EXERCISE DETAILS: Look at the entries below and reproduce them exactly.

[Data records]
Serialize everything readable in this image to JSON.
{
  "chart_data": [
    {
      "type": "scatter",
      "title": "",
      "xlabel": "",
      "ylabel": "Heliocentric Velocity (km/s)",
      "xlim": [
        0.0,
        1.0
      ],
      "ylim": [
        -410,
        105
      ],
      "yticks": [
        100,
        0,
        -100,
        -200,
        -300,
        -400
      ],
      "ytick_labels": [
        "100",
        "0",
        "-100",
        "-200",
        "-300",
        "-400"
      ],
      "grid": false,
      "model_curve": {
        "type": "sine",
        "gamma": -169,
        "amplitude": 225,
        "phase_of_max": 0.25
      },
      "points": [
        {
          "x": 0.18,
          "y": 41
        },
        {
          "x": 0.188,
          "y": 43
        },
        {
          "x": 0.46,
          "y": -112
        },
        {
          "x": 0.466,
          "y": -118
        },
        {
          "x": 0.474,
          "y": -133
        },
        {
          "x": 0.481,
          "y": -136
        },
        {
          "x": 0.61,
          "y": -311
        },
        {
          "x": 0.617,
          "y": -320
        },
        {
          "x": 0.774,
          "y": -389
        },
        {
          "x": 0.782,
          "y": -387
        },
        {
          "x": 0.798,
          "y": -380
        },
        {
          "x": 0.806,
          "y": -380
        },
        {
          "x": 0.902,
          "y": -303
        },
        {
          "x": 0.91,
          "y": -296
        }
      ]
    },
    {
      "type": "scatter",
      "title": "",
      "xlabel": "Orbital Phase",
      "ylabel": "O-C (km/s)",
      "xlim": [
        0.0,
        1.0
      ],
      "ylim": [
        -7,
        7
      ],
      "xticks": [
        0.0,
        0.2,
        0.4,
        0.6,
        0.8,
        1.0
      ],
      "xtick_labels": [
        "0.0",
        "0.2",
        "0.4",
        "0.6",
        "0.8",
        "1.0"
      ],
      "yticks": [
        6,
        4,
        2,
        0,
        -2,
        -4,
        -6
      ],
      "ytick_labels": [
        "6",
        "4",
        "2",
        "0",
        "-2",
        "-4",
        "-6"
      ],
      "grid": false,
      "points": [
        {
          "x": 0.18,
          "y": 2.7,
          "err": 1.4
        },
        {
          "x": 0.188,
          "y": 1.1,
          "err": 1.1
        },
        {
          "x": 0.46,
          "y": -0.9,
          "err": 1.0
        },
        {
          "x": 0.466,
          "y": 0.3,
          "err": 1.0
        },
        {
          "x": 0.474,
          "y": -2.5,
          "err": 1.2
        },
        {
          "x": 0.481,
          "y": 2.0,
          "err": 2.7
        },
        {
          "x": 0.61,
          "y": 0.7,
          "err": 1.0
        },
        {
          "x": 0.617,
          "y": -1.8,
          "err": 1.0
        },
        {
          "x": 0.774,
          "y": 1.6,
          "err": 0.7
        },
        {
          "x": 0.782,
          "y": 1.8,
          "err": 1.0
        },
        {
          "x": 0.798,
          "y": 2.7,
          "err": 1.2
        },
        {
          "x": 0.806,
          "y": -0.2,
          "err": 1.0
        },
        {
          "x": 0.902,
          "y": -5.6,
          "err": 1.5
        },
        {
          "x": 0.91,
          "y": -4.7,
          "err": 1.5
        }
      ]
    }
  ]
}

ANSWER TO THE TASK:
Serialize everything readable in this image to JSON.
{
  "chart_data": [
    {
      "type": "scatter",
      "title": "",
      "xlabel": "",
      "ylabel": "Heliocentric Velocity (km/s)",
      "xlim": [
        0.0,
        1.0
      ],
      "ylim": [
        -410,
        105
      ],
      "yticks": [
        100,
        0,
        -100,
        -200,
        -300,
        -400
      ],
      "ytick_labels": [
        "100",
        "0",
        "-100",
        "-200",
        "-300",
        "-400"
      ],
      "grid": false,
      "model_curve": {
        "type": "sine",
        "gamma": -169,
        "amplitude": 225,
        "phase_of_max": 0.25
      },
      "points": [
        {
          "x": 0.18,
          "y": 41
        },
        {
          "x": 0.188,
          "y": 43
        },
        {
          "x": 0.46,
          "y": -112
        },
        {
          "x": 0.466,
          "y": -118
        },
        {
          "x": 0.474,
          "y": -133
        },
        {
          "x": 0.481,
          "y": -136
        },
        {
          "x": 0.61,
          "y": -311
        },
        {
          "x": 0.617,
          "y": -320
        },
        {
          "x": 0.774,
          "y": -389
        },
        {
          "x": 0.782,
          "y": -387
        },
        {
          "x": 0.798,
          "y": -380
        },
        {
          "x": 0.806,
          "y": -380
        },
        {
          "x": 0.902,
          "y": -303
        },
        {
          "x": 0.91,
          "y": -296
        }
      ]
    },
    {
      "type": "scatter",
      "title": "",
      "xlabel": "Orbital Phase",
      "ylabel": "O-C (km/s)",
      "xlim": [
        0.0,
        1.0
      ],
      "ylim": [
        -7,
        7
      ],
      "xticks": [
        0.0,
        0.2,
        0.4,
        0.6,
        0.8,
        1.0
      ],
      "xtick_labels": [
        "0.0",
        "0.2",
        "0.4",
        "0.6",
        "0.8",
        "1.0"
      ],
      "yticks": [
        6,
        4,
        2,
        0,
        -2,
        -4,
        -6
      ],
      "ytick_labels": [
        "6",
        "4",
        "2",
        "0",
        "-2",
        "-4",
        "-6"
      ],
      "grid": false,
      "points": [
        {
          "x": 0.18,
          "y": 2.7,
          "err": 1.4
        },
        {
          "x": 0.188,
          "y": 1.1,
          "err": 1.1
        },
        {
          "x": 0.46,
          "y": -0.9,
          "err": 1.0
        },
        {
          "x": 0.466,
          "y": 0.3,
          "err": 1.0
        },
        {
          "x": 0.474,
          "y": -2.5,
          "err": 1.2
        },
        {
          "x": 0.481,
          "y": 2.0,
          "err": 2.7
        },
        {
          "x": 0.61,
          "y": 0.7,
          "err": 1.0
        },
        {
          "x": 0.617,
          "y": -1.8,
          "err": 1.0
        },
        {
          "x": 0.774,
          "y": 1.6,
          "err": 0.7
        },
        {
          "x": 0.782,
          "y": 1.8,
          "err": 1.0
        },
        {
          "x": 0.798,
          "y": 2.7,
          "err": 1.2
        },
        {
          "x": 0.806,
          "y": -0.2,
          "err": 1.0
        },
        {
          "x": 0.902,
          "y": -5.6,
          "err": 1.5
        },
        {
          "x": 0.91,
          "y": -4.7,
          "err": 1.5
        }
      ]
    }
  ]
}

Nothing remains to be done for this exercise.